--- Begin ---

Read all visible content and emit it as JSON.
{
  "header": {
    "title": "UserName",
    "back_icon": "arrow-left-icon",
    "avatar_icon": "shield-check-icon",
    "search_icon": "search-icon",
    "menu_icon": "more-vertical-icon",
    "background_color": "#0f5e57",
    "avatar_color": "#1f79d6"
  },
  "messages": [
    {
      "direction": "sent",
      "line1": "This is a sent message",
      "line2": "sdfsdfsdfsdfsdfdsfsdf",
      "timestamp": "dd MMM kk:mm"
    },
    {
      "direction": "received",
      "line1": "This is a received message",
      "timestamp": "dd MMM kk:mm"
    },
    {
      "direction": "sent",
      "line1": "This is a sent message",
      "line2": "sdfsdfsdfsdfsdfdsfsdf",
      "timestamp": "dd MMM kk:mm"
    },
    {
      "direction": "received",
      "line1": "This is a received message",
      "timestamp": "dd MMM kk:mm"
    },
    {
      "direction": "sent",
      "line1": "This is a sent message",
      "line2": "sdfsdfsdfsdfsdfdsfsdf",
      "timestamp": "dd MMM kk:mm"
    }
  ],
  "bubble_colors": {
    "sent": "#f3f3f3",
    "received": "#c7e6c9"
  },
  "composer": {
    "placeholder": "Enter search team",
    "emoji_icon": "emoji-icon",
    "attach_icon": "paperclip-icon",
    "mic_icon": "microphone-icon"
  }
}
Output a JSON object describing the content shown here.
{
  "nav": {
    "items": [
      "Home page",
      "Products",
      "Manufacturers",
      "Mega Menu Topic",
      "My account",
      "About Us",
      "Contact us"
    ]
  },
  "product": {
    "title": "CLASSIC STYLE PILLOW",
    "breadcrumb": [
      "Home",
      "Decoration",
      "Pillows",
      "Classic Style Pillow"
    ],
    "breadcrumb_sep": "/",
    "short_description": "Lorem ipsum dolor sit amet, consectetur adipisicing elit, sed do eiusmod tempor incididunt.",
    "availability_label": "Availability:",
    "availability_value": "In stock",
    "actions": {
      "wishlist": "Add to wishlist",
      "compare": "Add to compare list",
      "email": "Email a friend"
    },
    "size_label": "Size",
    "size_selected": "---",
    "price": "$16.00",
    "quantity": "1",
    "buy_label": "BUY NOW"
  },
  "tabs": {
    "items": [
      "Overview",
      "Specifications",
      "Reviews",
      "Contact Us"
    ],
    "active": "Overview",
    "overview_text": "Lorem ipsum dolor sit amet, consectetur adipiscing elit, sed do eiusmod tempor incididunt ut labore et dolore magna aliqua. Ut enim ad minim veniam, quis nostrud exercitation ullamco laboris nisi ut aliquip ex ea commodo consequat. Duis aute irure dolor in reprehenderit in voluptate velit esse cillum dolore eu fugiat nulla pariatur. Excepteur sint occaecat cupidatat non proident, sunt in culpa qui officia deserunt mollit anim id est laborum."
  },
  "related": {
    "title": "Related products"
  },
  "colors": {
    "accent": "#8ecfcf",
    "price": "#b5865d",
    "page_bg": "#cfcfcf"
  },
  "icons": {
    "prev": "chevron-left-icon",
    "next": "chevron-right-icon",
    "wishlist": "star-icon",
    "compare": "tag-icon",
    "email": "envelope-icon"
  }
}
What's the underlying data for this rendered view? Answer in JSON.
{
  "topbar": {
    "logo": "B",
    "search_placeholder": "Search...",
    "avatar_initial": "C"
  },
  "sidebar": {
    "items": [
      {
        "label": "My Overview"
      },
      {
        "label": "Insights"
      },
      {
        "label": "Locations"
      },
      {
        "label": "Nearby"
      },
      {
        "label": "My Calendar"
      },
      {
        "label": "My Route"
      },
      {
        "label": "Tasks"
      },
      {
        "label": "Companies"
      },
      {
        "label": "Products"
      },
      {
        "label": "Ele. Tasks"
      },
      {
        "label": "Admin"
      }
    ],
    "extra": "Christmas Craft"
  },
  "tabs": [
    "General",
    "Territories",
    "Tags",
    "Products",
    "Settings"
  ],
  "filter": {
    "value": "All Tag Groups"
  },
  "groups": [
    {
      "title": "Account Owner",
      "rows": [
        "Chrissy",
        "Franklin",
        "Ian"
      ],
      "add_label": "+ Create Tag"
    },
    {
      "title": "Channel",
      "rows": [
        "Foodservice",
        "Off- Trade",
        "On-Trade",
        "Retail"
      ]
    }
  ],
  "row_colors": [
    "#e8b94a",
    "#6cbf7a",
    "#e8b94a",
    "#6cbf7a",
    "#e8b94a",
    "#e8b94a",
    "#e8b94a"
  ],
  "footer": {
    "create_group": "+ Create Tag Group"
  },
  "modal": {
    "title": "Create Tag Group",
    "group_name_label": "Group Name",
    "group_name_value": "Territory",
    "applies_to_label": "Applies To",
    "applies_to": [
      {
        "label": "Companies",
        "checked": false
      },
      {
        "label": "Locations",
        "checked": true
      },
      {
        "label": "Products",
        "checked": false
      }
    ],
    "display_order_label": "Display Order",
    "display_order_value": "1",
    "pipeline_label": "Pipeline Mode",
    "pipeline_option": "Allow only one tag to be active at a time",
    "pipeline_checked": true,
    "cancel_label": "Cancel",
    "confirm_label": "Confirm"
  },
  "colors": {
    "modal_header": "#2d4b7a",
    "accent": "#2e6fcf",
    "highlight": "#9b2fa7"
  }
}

--- End ---

§ Exercise
Copy out every entry again, exactly as it was given.

§ The result
Read all visible content and emit it as JSON.
{
  "header": {
    "title": "UserName",
    "back_icon": "arrow-left-icon",
    "avatar_icon": "shield-check-icon",
    "search_icon": "search-icon",
    "menu_icon": "more-vertical-icon",
    "background_color": "#0f5e57",
    "avatar_color": "#1f79d6"
  },
  "messages": [
    {
      "direction": "sent",
      "line1": "This is a sent message",
      "line2": "sdfsdfsdfsdfsdfdsfsdf",
      "timestamp": "dd MMM kk:mm"
    },
    {
      "direction": "received",
      "line1": "This is a received message",
      "timestamp": "dd MMM kk:mm"
    },
    {
      "direction": "sent",
      "line1": "This is a sent message",
      "line2": "sdfsdfsdfsdfsdfdsfsdf",
      "timestamp": "dd MMM kk:mm"
    },
    {
      "direction": "received",
      "line1": "This is a received message",
      "timestamp": "dd MMM kk:mm"
    },
    {
      "direction": "sent",
      "line1": "This is a sent message",
      "line2": "sdfsdfsdfsdfsdfdsfsdf",
      "timestamp": "dd MMM kk:mm"
    }
  ],
  "bubble_colors": {
    "sent": "#f3f3f3",
    "received": "#c7e6c9"
  },
  "composer": {
    "placeholder": "Enter search team",
    "emoji_icon": "emoji-icon",
    "attach_icon": "paperclip-icon",
    "mic_icon": "microphone-icon"
  }
}
Output a JSON object describing the content shown here.
{
  "nav": {
    "items": [
      "Home page",
      "Products",
      "Manufacturers",
      "Mega Menu Topic",
      "My account",
      "About Us",
      "Contact us"
    ]
  },
  "product": {
    "title": "CLASSIC STYLE PILLOW",
    "breadcrumb": [
      "Home",
      "Decoration",
      "Pillows",
      "Classic Style Pillow"
    ],
    "breadcrumb_sep": "/",
    "short_description": "Lorem ipsum dolor sit amet, consectetur adipisicing elit, sed do eiusmod tempor incididunt.",
    "availability_label": "Availability:",
    "availability_value": "In stock",
    "actions": {
      "wishlist": "Add to wishlist",
      "compare": "Add to compare list",
      "email": "Email a friend"
    },
    "size_label": "Size",
    "size_selected": "---",
    "price": "$16.00",
    "quantity": "1",
    "buy_label": "BUY NOW"
  },
  "tabs": {
    "items": [
      "Overview",
      "Specifications",
      "Reviews",
      "Contact Us"
    ],
    "active": "Overview",
    "overview_text": "Lorem ipsum dolor sit amet, consectetur adipiscing elit, sed do eiusmod tempor incididunt ut labore et dolore magna aliqua. Ut enim ad minim veniam, quis nostrud exercitation ullamco laboris nisi ut aliquip ex ea commodo consequat. Duis aute irure dolor in reprehenderit in voluptate velit esse cillum dolore eu fugiat nulla pariatur. Excepteur sint occaecat cupidatat non proident, sunt in culpa qui officia deserunt mollit anim id est laborum."
  },
  "related": {
    "title": "Related products"
  },
  "colors": {
    "accent": "#8ecfcf",
    "price": "#b5865d",
    "page_bg": "#cfcfcf"
  },
  "icons": {
    "prev": "chevron-left-icon",
    "next": "chevron-right-icon",
    "wishlist": "star-icon",
    "compare": "tag-icon",
    "email": "envelope-icon"
  }
}
What's the underlying data for this rendered view? Answer in JSON.
{
  "topbar": {
    "logo": "B",
    "search_placeholder": "Search...",
    "avatar_initial": "C"
  },
  "sidebar": {
    "items": [
      {
        "label": "My Overview"
      },
      {
        "label": "Insights"
      },
      {
        "label": "Locations"
      },
      {
        "label": "Nearby"
      },
      {
        "label": "My Calendar"
      },
      {
        "label": "My Route"
      },
      {
        "label": "Tasks"
      },
      {
        "label": "Companies"
      },
      {
        "label": "Products"
      },
      {
        "label": "Ele. Tasks"
      },
      {
        "label": "Admin"
      }
    ],
    "extra": "Christmas Craft"
  },
  "tabs": [
    "General",
    "Territories",
    "Tags",
    "Products",
    "Settings"
  ],
  "filter": {
    "value": "All Tag Groups"
  },
  "groups": [
    {
      "title": "Account Owner",
      "rows": [
        "Chrissy",
        "Franklin",
        "Ian"
      ],
      "add_label": "+ Create Tag"
    },
    {
      "title": "Channel",
      "rows": [
        "Foodservice",
        "Off- Trade",
        "On-Trade",
        "Retail"
      ]
    }
  ],
  "row_colors": [
    "#e8b94a",
    "#6cbf7a",
    "#e8b94a",
    "#6cbf7a",
    "#e8b94a",
    "#e8b94a",
    "#e8b94a"
  ],
  "footer": {
    "create_group": "+ Create Tag Group"
  },
  "modal": {
    "title": "Create Tag Group",
    "group_name_label": "Group Name",
    "group_name_value": "Territory",
    "applies_to_label": "Applies To",
    "applies_to": [
      {
        "label": "Companies",
        "checked": false
      },
      {
        "label": "Locations",
        "checked": true
      },
      {
        "label": "Products",
        "checked": false
      }
    ],
    "display_order_label": "Display Order",
    "display_order_value": "1",
    "pipeline_label": "Pipeline Mode",
    "pipeline_option": "Allow only one tag to be active at a time",
    "pipeline_checked": true,
    "cancel_label": "Cancel",
    "confirm_label": "Confirm"
  },
  "colors": {
    "modal_header": "#2d4b7a",
    "accent": "#2e6fcf",
    "highlight": "#9b2fa7"
  }
}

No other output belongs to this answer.